Stated problem >> Locate the string "قوله" in the listing below. Copy every line where it is found.

Listed records >>
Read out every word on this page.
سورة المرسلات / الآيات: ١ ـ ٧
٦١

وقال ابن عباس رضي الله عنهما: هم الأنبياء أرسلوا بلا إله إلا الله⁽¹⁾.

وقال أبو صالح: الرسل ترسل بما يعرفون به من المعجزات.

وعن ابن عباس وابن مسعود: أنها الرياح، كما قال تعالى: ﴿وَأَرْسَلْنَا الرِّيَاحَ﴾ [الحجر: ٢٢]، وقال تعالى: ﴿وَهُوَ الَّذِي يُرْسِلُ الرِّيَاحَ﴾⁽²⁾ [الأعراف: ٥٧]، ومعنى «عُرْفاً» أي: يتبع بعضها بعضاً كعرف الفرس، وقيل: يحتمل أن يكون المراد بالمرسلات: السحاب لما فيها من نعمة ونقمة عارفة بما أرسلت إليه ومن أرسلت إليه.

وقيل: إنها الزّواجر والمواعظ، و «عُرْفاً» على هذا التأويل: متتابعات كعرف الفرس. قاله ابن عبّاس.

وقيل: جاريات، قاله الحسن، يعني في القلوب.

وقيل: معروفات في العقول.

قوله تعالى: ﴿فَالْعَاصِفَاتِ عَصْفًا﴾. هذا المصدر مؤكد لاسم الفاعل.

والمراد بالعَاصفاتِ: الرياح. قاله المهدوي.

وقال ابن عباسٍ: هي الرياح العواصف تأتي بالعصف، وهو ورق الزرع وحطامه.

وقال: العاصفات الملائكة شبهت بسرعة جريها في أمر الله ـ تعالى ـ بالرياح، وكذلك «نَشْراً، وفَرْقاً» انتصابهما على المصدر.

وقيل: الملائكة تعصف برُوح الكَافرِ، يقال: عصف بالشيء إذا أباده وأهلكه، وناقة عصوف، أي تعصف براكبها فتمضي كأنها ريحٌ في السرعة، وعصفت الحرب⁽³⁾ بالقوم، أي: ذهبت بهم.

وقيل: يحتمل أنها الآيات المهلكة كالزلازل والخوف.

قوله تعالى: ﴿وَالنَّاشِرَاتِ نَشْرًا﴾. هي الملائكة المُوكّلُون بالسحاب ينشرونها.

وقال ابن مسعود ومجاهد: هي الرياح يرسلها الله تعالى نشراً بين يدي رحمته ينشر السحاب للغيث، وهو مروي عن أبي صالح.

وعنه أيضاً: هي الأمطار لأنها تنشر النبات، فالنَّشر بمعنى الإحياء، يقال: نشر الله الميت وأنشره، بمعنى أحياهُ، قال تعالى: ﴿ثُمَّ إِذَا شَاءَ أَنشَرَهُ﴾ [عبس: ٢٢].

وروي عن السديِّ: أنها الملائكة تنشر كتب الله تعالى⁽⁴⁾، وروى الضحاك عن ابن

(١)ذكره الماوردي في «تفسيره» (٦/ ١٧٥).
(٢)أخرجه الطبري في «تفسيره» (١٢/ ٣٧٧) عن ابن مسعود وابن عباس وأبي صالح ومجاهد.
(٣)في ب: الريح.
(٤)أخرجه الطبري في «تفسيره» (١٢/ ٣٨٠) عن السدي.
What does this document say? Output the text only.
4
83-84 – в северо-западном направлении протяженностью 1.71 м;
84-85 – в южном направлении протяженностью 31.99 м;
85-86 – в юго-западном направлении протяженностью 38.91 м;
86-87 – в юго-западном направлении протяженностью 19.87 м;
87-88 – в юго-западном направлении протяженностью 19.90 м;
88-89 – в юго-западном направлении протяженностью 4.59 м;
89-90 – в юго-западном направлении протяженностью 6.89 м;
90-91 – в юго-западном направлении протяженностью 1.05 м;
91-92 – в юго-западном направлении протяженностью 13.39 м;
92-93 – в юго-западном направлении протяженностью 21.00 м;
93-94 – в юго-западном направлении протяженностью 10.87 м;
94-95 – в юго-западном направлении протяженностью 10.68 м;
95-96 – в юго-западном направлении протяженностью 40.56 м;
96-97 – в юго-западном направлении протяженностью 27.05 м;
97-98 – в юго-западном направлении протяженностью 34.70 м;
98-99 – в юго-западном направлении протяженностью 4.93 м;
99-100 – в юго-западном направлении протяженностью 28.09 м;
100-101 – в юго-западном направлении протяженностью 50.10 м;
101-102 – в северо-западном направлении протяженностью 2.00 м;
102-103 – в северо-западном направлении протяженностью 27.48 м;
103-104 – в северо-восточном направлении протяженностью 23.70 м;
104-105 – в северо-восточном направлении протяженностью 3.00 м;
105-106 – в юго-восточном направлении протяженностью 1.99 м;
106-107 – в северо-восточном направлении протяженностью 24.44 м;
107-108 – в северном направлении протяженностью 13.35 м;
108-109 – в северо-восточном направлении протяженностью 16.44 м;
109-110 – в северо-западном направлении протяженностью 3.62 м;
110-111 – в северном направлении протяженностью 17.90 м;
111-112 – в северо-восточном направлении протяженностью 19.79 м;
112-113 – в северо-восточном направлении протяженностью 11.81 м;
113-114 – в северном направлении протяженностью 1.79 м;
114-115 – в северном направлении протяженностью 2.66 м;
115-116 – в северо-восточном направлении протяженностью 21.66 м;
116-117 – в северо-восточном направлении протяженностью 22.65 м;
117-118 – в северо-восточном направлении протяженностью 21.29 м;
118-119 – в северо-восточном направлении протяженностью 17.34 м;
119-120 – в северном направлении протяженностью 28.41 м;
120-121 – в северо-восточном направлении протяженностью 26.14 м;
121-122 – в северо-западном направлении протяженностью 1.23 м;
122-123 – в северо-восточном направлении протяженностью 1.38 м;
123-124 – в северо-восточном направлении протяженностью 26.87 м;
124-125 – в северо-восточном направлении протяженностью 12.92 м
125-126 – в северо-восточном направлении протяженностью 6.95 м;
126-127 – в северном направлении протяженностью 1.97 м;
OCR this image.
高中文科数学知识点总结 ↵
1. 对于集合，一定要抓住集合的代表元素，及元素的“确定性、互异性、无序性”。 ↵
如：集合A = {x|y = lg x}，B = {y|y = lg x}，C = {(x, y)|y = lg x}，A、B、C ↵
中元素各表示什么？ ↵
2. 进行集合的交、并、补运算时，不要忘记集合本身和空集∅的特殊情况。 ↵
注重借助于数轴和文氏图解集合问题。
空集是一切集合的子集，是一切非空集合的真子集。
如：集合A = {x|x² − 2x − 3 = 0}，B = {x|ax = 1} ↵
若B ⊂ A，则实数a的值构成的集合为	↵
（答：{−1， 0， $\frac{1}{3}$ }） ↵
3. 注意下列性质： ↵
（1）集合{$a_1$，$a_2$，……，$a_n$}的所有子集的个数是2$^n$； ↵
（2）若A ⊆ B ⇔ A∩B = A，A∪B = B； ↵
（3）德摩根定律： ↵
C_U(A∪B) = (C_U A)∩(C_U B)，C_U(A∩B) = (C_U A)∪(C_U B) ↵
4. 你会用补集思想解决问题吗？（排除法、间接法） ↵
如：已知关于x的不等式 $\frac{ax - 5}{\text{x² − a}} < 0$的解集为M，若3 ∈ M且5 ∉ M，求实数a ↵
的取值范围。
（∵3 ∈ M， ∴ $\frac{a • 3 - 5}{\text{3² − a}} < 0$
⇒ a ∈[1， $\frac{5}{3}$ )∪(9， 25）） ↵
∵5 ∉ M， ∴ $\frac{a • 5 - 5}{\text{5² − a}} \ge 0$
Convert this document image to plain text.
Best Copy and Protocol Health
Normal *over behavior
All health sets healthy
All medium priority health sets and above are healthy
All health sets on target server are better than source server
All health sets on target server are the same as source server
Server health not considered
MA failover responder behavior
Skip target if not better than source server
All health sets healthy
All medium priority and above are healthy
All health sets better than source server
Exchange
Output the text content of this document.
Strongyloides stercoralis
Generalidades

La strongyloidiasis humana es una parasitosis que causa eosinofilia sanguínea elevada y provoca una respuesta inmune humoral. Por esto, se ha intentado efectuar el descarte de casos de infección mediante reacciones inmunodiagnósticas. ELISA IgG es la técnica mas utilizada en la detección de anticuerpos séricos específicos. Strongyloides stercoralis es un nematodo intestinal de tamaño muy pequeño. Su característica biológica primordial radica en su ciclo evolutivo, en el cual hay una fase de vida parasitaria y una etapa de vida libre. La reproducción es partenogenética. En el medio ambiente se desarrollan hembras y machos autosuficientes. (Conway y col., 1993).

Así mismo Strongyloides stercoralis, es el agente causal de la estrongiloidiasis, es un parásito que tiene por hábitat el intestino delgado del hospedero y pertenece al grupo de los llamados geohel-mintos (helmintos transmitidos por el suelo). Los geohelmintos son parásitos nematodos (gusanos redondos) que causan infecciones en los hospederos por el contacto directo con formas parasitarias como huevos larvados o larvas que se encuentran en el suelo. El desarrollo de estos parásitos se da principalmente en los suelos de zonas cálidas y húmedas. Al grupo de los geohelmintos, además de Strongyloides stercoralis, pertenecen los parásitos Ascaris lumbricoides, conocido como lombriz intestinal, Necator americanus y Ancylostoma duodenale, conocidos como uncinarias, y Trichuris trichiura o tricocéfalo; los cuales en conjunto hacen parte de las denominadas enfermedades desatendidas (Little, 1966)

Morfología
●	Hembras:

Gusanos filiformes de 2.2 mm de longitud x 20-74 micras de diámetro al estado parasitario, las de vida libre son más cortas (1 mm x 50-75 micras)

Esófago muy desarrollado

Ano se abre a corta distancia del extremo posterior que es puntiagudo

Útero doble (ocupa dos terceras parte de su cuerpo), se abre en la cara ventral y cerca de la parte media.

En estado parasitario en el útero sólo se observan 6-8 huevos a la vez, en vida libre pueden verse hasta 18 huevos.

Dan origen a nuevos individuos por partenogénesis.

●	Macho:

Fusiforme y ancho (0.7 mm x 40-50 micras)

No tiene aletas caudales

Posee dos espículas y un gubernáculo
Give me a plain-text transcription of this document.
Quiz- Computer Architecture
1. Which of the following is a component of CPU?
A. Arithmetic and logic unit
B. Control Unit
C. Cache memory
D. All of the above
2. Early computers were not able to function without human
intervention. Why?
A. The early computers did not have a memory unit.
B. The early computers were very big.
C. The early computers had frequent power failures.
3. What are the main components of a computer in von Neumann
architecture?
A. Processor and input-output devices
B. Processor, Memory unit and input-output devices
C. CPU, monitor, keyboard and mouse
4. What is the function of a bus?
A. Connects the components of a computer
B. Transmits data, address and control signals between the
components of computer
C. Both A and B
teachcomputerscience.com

Output for this exercise >>
قوله تعالى: ﴿فَالْعَاصِفَاتِ عَصْفًا﴾. هذا المصدر مؤكد لاسم الفاعل.
قوله تعالى: ﴿وَالنَّاشِرَاتِ نَشْرًا﴾. هي الملائكة المُوكّلُون بالسحاب ينشرونها.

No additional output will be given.